- **Description of the task**: Transcribe each record below word for word.

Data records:

^^^^^^^^^^^^^^^^

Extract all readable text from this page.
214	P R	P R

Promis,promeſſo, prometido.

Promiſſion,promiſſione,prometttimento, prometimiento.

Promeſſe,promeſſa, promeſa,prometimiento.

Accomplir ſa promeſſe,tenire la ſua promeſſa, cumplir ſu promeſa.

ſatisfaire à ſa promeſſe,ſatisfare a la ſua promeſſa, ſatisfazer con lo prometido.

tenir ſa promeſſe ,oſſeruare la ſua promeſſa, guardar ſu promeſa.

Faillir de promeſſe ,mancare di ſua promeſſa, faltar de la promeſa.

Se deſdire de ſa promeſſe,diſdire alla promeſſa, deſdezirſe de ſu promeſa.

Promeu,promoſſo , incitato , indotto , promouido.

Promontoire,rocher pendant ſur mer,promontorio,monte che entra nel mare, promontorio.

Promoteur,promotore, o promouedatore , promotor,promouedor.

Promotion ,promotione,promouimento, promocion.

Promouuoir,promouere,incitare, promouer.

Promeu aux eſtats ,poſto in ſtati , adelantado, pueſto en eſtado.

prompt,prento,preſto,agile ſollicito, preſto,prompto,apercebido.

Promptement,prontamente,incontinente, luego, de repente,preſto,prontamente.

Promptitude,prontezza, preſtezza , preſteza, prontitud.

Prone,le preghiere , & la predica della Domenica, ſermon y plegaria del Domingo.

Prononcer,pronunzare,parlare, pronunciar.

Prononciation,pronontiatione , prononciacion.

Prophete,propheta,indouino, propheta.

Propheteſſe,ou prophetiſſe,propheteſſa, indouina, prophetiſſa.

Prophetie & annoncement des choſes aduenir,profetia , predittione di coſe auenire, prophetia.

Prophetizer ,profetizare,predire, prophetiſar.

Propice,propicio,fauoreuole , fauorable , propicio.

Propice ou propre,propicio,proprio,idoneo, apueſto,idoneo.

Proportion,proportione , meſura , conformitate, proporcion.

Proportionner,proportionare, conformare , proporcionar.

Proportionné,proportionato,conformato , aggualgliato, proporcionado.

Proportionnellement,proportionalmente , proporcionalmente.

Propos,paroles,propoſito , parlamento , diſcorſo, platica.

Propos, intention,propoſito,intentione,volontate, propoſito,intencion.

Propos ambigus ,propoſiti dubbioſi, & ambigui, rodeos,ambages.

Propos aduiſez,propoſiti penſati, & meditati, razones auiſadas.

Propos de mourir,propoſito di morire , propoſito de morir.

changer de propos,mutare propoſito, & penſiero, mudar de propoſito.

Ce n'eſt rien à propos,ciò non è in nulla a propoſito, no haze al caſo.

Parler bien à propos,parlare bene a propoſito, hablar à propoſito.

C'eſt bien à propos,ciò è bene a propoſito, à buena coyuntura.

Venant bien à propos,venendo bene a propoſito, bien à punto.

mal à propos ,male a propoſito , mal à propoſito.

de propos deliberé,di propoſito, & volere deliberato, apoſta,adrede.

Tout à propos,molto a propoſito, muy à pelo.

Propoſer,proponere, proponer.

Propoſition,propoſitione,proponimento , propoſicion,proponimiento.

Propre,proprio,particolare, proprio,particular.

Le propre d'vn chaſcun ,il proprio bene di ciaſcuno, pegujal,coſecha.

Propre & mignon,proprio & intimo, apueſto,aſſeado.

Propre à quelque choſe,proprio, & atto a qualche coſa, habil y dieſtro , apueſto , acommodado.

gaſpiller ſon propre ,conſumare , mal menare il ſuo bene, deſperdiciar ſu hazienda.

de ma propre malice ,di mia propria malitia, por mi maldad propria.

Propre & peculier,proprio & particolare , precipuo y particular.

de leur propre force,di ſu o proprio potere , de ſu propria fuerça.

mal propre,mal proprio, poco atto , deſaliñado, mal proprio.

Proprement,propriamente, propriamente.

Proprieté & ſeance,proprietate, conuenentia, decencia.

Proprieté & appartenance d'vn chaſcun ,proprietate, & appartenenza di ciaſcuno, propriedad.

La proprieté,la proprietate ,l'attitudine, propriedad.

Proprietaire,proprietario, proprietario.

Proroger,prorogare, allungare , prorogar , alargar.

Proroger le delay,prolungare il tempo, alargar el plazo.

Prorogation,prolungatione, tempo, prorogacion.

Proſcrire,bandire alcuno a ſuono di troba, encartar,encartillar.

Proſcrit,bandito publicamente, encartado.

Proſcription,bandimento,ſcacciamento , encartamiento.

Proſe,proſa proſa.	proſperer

^^^^^^^^^^^^^^^^

- **Exercise result**:
Extract all readable text from this page.
214	P R	P R

Promis,promeſſo, prometido.

Promiſſion,promiſſione,prometttimento, prometimiento.

Promeſſe,promeſſa, promeſa,prometimiento.

Accomplir ſa promeſſe,tenire la ſua promeſſa, cumplir ſu promeſa.

ſatisfaire à ſa promeſſe,ſatisfare a la ſua promeſſa, ſatisfazer con lo prometido.

tenir ſa promeſſe ,oſſeruare la ſua promeſſa, guardar ſu promeſa.

Faillir de promeſſe ,mancare di ſua promeſſa, faltar de la promeſa.

Se deſdire de ſa promeſſe,diſdire alla promeſſa, deſdezirſe de ſu promeſa.

Promeu,promoſſo , incitato , indotto , promouido.

Promontoire,rocher pendant ſur mer,promontorio,monte che entra nel mare, promontorio.

Promoteur,promotore, o promouedatore , promotor,promouedor.

Promotion ,promotione,promouimento, promocion.

Promouuoir,promouere,incitare, promouer.

Promeu aux eſtats ,poſto in ſtati , adelantado, pueſto en eſtado.

prompt,prento,preſto,agile ſollicito, preſto,prompto,apercebido.

Promptement,prontamente,incontinente, luego, de repente,preſto,prontamente.

Promptitude,prontezza, preſtezza , preſteza, prontitud.

Prone,le preghiere , & la predica della Domenica, ſermon y plegaria del Domingo.

Prononcer,pronunzare,parlare, pronunciar.

Prononciation,pronontiatione , prononciacion.

Prophete,propheta,indouino, propheta.

Propheteſſe,ou prophetiſſe,propheteſſa, indouina, prophetiſſa.

Prophetie & annoncement des choſes aduenir,profetia , predittione di coſe auenire, prophetia.

Prophetizer ,profetizare,predire, prophetiſar.

Propice,propicio,fauoreuole , fauorable , propicio.

Propice ou propre,propicio,proprio,idoneo, apueſto,idoneo.

Proportion,proportione , meſura , conformitate, proporcion.

Proportionner,proportionare, conformare , proporcionar.

Proportionné,proportionato,conformato , aggualgliato, proporcionado.

Proportionnellement,proportionalmente , proporcionalmente.

Propos,paroles,propoſito , parlamento , diſcorſo, platica.

Propos, intention,propoſito,intentione,volontate, propoſito,intencion.

Propos ambigus ,propoſiti dubbioſi, & ambigui, rodeos,ambages.

Propos aduiſez,propoſiti penſati, & meditati, razones auiſadas.

Propos de mourir,propoſito di morire , propoſito de morir.

changer de propos,mutare propoſito, & penſiero, mudar de propoſito.

Ce n'eſt rien à propos,ciò non è in nulla a propoſito, no haze al caſo.

Parler bien à propos,parlare bene a propoſito, hablar à propoſito.

C'eſt bien à propos,ciò è bene a propoſito, à buena coyuntura.

Venant bien à propos,venendo bene a propoſito, bien à punto.

mal à propos ,male a propoſito , mal à propoſito.

de propos deliberé,di propoſito, & volere deliberato, apoſta,adrede.

Tout à propos,molto a propoſito, muy à pelo.

Propoſer,proponere, proponer.

Propoſition,propoſitione,proponimento , propoſicion,proponimiento.

Propre,proprio,particolare, proprio,particular.

Le propre d'vn chaſcun ,il proprio bene di ciaſcuno, pegujal,coſecha.

Propre & mignon,proprio & intimo, apueſto,aſſeado.

Propre à quelque choſe,proprio, & atto a qualche coſa, habil y dieſtro , apueſto , acommodado.

gaſpiller ſon propre ,conſumare , mal menare il ſuo bene, deſperdiciar ſu hazienda.

de ma propre malice ,di mia propria malitia, por mi maldad propria.

Propre & peculier,proprio & particolare , precipuo y particular.

de leur propre force,di ſu o proprio potere , de ſu propria fuerça.

mal propre,mal proprio, poco atto , deſaliñado, mal proprio.

Proprement,propriamente, propriamente.

Proprieté & ſeance,proprietate, conuenentia, decencia.

Proprieté & appartenance d'vn chaſcun ,proprietate, & appartenenza di ciaſcuno, propriedad.

La proprieté,la proprietate ,l'attitudine, propriedad.

Proprietaire,proprietario, proprietario.

Proroger,prorogare, allungare , prorogar , alargar.

Proroger le delay,prolungare il tempo, alargar el plazo.

Prorogation,prolungatione, tempo, prorogacion.

Proſcrire,bandire alcuno a ſuono di troba, encartar,encartillar.

Proſcrit,bandito publicamente, encartado.

Proſcription,bandimento,ſcacciamento , encartamiento.

Proſe,proſa proſa.	proſperer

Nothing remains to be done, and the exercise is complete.